__Items__:
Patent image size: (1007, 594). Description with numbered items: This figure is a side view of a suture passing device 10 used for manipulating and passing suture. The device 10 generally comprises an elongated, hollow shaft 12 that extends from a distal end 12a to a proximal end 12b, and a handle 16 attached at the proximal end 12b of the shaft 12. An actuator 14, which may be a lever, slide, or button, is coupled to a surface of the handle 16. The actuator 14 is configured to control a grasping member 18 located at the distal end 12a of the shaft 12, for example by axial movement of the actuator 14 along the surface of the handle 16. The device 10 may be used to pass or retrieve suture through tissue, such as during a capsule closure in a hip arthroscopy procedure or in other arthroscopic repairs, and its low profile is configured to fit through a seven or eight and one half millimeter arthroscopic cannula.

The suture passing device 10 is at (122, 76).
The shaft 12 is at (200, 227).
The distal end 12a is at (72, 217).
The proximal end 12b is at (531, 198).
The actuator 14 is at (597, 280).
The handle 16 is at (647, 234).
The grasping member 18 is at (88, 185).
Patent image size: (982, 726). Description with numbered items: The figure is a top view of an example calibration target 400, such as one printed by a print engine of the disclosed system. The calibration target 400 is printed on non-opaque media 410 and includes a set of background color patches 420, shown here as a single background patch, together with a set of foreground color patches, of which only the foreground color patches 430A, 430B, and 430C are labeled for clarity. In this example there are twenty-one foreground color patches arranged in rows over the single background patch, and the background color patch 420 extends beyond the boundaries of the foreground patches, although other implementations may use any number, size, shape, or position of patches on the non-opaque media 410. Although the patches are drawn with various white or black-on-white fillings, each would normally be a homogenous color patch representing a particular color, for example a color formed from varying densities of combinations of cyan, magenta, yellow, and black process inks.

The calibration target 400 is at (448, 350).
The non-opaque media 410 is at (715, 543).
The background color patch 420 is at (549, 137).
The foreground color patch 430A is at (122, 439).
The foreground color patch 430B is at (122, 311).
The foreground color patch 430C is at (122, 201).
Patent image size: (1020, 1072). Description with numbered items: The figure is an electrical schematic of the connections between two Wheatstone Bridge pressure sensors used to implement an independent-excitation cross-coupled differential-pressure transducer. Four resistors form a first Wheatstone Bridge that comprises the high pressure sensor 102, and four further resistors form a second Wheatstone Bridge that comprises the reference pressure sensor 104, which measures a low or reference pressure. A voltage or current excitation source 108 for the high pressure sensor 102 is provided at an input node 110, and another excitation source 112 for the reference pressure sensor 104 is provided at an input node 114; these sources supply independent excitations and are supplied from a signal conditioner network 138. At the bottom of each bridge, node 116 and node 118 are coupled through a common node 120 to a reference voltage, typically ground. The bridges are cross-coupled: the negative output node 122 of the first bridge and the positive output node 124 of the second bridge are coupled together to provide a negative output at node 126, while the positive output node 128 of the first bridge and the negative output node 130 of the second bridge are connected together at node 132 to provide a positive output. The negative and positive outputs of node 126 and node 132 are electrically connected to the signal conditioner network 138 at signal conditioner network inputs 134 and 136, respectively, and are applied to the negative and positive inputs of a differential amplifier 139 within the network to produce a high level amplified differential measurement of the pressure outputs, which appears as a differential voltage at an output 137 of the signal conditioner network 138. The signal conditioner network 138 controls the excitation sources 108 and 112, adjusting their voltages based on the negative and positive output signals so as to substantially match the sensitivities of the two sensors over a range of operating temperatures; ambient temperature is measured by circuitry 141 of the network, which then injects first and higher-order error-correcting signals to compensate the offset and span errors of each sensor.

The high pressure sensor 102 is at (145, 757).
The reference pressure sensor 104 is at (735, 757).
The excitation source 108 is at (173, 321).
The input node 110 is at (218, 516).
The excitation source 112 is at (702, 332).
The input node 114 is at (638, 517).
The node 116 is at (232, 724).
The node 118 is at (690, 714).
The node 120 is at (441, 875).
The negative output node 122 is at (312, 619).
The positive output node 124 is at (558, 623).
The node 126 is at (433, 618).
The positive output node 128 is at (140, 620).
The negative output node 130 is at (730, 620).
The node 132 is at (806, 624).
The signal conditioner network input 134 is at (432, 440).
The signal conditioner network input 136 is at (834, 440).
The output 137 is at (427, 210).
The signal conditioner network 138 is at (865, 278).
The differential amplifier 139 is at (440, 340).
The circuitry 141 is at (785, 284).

__Task details__:
Copy the listing above line for line, with no changes, from the first line to the last.

__Task result__:
Patent image size: (1007, 594). Description with numbered items: This figure is a side view of a suture passing device 10 used for manipulating and passing suture. The device 10 generally comprises an elongated, hollow shaft 12 that extends from a distal end 12a to a proximal end 12b, and a handle 16 attached at the proximal end 12b of the shaft 12. An actuator 14, which may be a lever, slide, or button, is coupled to a surface of the handle 16. The actuator 14 is configured to control a grasping member 18 located at the distal end 12a of the shaft 12, for example by axial movement of the actuator 14 along the surface of the handle 16. The device 10 may be used to pass or retrieve suture through tissue, such as during a capsule closure in a hip arthroscopy procedure or in other arthroscopic repairs, and its low profile is configured to fit through a seven or eight and one half millimeter arthroscopic cannula.

The suture passing device 10 is at (122, 76).
The shaft 12 is at (200, 227).
The distal end 12a is at (72, 217).
The proximal end 12b is at (531, 198).
The actuator 14 is at (597, 280).
The handle 16 is at (647, 234).
The grasping member 18 is at (88, 185).
Patent image size: (982, 726). Description with numbered items: The figure is a top view of an example calibration target 400, such as one printed by a print engine of the disclosed system. The calibration target 400 is printed on non-opaque media 410 and includes a set of background color patches 420, shown here as a single background patch, together with a set of foreground color patches, of which only the foreground color patches 430A, 430B, and 430C are labeled for clarity. In this example there are twenty-one foreground color patches arranged in rows over the single background patch, and the background color patch 420 extends beyond the boundaries of the foreground patches, although other implementations may use any number, size, shape, or position of patches on the non-opaque media 410. Although the patches are drawn with various white or black-on-white fillings, each would normally be a homogenous color patch representing a particular color, for example a color formed from varying densities of combinations of cyan, magenta, yellow, and black process inks.

The calibration target 400 is at (448, 350).
The non-opaque media 410 is at (715, 543).
The background color patch 420 is at (549, 137).
The foreground color patch 430A is at (122, 439).
The foreground color patch 430B is at (122, 311).
The foreground color patch 430C is at (122, 201).
Patent image size: (1020, 1072). Description with numbered items: The figure is an electrical schematic of the connections between two Wheatstone Bridge pressure sensors used to implement an independent-excitation cross-coupled differential-pressure transducer. Four resistors form a first Wheatstone Bridge that comprises the high pressure sensor 102, and four further resistors form a second Wheatstone Bridge that comprises the reference pressure sensor 104, which measures a low or reference pressure. A voltage or current excitation source 108 for the high pressure sensor 102 is provided at an input node 110, and another excitation source 112 for the reference pressure sensor 104 is provided at an input node 114; these sources supply independent excitations and are supplied from a signal conditioner network 138. At the bottom of each bridge, node 116 and node 118 are coupled through a common node 120 to a reference voltage, typically ground. The bridges are cross-coupled: the negative output node 122 of the first bridge and the positive output node 124 of the second bridge are coupled together to provide a negative output at node 126, while the positive output node 128 of the first bridge and the negative output node 130 of the second bridge are connected together at node 132 to provide a positive output. The negative and positive outputs of node 126 and node 132 are electrically connected to the signal conditioner network 138 at signal conditioner network inputs 134 and 136, respectively, and are applied to the negative and positive inputs of a differential amplifier 139 within the network to produce a high level amplified differential measurement of the pressure outputs, which appears as a differential voltage at an output 137 of the signal conditioner network 138. The signal conditioner network 138 controls the excitation sources 108 and 112, adjusting their voltages based on the negative and positive output signals so as to substantially match the sensitivities of the two sensors over a range of operating temperatures; ambient temperature is measured by circuitry 141 of the network, which then injects first and higher-order error-correcting signals to compensate the offset and span errors of each sensor.

The high pressure sensor 102 is at (145, 757).
The reference pressure sensor 104 is at (735, 757).
The excitation source 108 is at (173, 321).
The input node 110 is at (218, 516).
The excitation source 112 is at (702, 332).
The input node 114 is at (638, 517).
The node 116 is at (232, 724).
The node 118 is at (690, 714).
The node 120 is at (441, 875).
The negative output node 122 is at (312, 619).
The positive output node 124 is at (558, 623).
The node 126 is at (433, 618).
The positive output node 128 is at (140, 620).
The negative output node 130 is at (730, 620).
The node 132 is at (806, 624).
The signal conditioner network input 134 is at (432, 440).
The signal conditioner network input 136 is at (834, 440).
The output 137 is at (427, 210).
The signal conditioner network 138 is at (865, 278).
The differential amplifier 139 is at (440, 340).
The circuitry 141 is at (785, 284).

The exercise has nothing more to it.